(Exercise) Write out each line exactly as it stands, please.

(The records)
__________
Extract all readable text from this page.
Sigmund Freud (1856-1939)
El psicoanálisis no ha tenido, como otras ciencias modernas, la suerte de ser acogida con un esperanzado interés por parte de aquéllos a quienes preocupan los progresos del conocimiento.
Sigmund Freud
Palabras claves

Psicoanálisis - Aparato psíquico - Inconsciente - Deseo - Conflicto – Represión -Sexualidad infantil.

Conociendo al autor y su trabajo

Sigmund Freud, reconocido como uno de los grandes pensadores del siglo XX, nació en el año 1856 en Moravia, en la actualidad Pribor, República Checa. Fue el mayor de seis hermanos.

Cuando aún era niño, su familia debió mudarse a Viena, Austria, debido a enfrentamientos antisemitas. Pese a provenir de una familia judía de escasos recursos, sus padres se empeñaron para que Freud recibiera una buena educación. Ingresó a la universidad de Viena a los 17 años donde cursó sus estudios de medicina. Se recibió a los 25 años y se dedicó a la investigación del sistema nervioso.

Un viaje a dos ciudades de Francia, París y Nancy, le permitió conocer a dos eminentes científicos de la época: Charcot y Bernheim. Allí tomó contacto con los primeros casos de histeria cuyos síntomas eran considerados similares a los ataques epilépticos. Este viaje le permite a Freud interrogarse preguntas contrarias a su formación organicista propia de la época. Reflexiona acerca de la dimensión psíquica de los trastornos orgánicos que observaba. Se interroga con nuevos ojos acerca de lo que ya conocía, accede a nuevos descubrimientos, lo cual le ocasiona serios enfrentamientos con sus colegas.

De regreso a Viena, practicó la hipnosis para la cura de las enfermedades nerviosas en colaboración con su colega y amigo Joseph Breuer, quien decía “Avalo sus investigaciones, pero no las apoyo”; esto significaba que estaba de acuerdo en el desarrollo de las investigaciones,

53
__________
(Solution to this problem)
Extract all readable text from this page.
Sigmund Freud (1856-1939)
El psicoanálisis no ha tenido, como otras ciencias modernas, la suerte de ser acogida con un esperanzado interés por parte de aquéllos a quienes preocupan los progresos del conocimiento.
Sigmund Freud
Palabras claves

Psicoanálisis - Aparato psíquico - Inconsciente - Deseo - Conflicto – Represión -Sexualidad infantil.

Conociendo al autor y su trabajo

Sigmund Freud, reconocido como uno de los grandes pensadores del siglo XX, nació en el año 1856 en Moravia, en la actualidad Pribor, República Checa. Fue el mayor de seis hermanos.

Cuando aún era niño, su familia debió mudarse a Viena, Austria, debido a enfrentamientos antisemitas. Pese a provenir de una familia judía de escasos recursos, sus padres se empeñaron para que Freud recibiera una buena educación. Ingresó a la universidad de Viena a los 17 años donde cursó sus estudios de medicina. Se recibió a los 25 años y se dedicó a la investigación del sistema nervioso.

Un viaje a dos ciudades de Francia, París y Nancy, le permitió conocer a dos eminentes científicos de la época: Charcot y Bernheim. Allí tomó contacto con los primeros casos de histeria cuyos síntomas eran considerados similares a los ataques epilépticos. Este viaje le permite a Freud interrogarse preguntas contrarias a su formación organicista propia de la época. Reflexiona acerca de la dimensión psíquica de los trastornos orgánicos que observaba. Se interroga con nuevos ojos acerca de lo que ya conocía, accede a nuevos descubrimientos, lo cual le ocasiona serios enfrentamientos con sus colegas.

De regreso a Viena, practicó la hipnosis para la cura de las enfermedades nerviosas en colaboración con su colega y amigo Joseph Breuer, quien decía “Avalo sus investigaciones, pero no las apoyo”; esto significaba que estaba de acuerdo en el desarrollo de las investigaciones,

53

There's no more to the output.